----- Records provided -----

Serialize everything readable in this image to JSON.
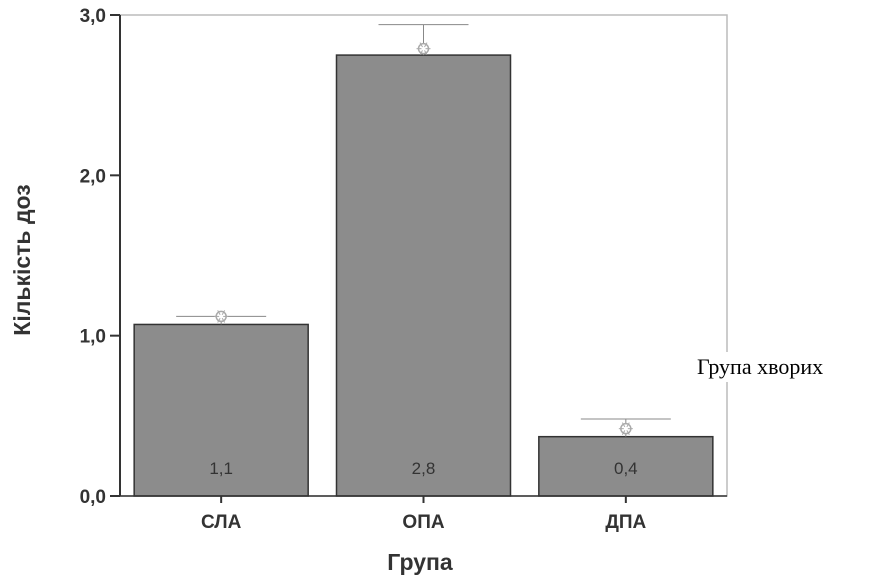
{
  "top_caption_fragment": "",
  "side_note": "Група хворих",
  "colors": {
    "bar": "#8c8c8c",
    "bar_stroke": "#333333",
    "axis": "#333333",
    "frame": "#bbbbbb",
    "marker": "#aaaaaa"
  },
  "chart_data": {
    "type": "bar",
    "title": "",
    "xlabel": "Група",
    "ylabel": "Кількість доз",
    "categories": [
      "СЛА",
      "ОПА",
      "ДПА"
    ],
    "values": [
      1.07,
      2.75,
      0.37
    ],
    "data_labels": [
      "1,1",
      "2,8",
      "0,4"
    ],
    "error_upper": [
      1.12,
      2.94,
      0.48
    ],
    "markers": [
      1.12,
      2.79,
      0.42
    ],
    "ylim": [
      0,
      3.0
    ],
    "yticks": [
      0,
      1,
      2,
      3
    ],
    "ytick_labels": [
      "0,0",
      "1,0",
      "2,0",
      "3,0"
    ],
    "grid": false,
    "legend": "none"
  }
}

-----

Print all entries exactly. The images do not belong in the copy.

Serialize everything readable in this image to JSON.
{
  "top_caption_fragment": "",
  "side_note": "Група хворих",
  "colors": {
    "bar": "#8c8c8c",
    "bar_stroke": "#333333",
    "axis": "#333333",
    "frame": "#bbbbbb",
    "marker": "#aaaaaa"
  },
  "chart_data": {
    "type": "bar",
    "title": "",
    "xlabel": "Група",
    "ylabel": "Кількість доз",
    "categories": [
      "СЛА",
      "ОПА",
      "ДПА"
    ],
    "values": [
      1.07,
      2.75,
      0.37
    ],
    "data_labels": [
      "1,1",
      "2,8",
      "0,4"
    ],
    "error_upper": [
      1.12,
      2.94,
      0.48
    ],
    "markers": [
      1.12,
      2.79,
      0.42
    ],
    "ylim": [
      0,
      3.0
    ],
    "yticks": [
      0,
      1,
      2,
      3
    ],
    "ytick_labels": [
      "0,0",
      "1,0",
      "2,0",
      "3,0"
    ],
    "grid": false,
    "legend": "none"
  }
}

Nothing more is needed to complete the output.